> _Your instructions_
Search the material below for the word "this". Copy every line that has it.

____ Extracted records

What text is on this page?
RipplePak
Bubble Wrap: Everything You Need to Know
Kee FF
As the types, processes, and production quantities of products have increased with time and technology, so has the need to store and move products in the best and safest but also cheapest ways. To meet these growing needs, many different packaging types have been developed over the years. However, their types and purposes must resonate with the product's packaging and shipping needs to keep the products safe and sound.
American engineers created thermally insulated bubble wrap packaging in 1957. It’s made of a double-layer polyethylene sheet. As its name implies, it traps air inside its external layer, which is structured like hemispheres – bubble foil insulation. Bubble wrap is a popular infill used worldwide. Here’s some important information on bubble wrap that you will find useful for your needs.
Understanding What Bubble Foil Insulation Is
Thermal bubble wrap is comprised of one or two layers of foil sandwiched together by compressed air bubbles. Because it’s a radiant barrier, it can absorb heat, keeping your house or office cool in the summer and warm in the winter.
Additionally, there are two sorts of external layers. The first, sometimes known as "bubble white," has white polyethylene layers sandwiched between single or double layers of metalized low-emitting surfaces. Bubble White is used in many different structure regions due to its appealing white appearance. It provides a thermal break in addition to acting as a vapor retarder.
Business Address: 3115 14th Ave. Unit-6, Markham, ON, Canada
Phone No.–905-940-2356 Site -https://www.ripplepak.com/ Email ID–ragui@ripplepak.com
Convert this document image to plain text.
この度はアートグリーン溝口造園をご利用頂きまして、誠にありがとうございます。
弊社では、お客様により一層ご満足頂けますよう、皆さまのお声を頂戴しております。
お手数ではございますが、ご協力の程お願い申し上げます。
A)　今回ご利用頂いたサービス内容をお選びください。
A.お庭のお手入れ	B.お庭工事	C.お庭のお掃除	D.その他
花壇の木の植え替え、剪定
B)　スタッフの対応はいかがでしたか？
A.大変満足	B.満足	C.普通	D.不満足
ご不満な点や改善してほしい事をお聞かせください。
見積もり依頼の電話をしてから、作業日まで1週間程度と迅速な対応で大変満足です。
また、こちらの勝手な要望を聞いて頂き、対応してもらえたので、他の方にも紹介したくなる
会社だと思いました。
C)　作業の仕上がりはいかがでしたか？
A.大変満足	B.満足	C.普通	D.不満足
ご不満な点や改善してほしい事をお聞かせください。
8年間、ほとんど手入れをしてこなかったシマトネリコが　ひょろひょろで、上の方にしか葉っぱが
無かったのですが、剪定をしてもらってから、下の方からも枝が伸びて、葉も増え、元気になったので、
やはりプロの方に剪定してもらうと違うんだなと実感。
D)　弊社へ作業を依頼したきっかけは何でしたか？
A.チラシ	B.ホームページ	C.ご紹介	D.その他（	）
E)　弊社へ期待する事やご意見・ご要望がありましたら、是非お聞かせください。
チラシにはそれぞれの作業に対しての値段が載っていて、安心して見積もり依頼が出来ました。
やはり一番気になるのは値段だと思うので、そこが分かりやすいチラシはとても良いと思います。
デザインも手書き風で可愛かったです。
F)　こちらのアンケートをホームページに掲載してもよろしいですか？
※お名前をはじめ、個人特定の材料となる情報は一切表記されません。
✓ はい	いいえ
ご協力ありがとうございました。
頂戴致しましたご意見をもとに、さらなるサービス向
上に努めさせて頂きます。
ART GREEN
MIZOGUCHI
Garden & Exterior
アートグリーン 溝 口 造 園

________

> _Full answer_
What text is on this page?
Convert this document image to plain text.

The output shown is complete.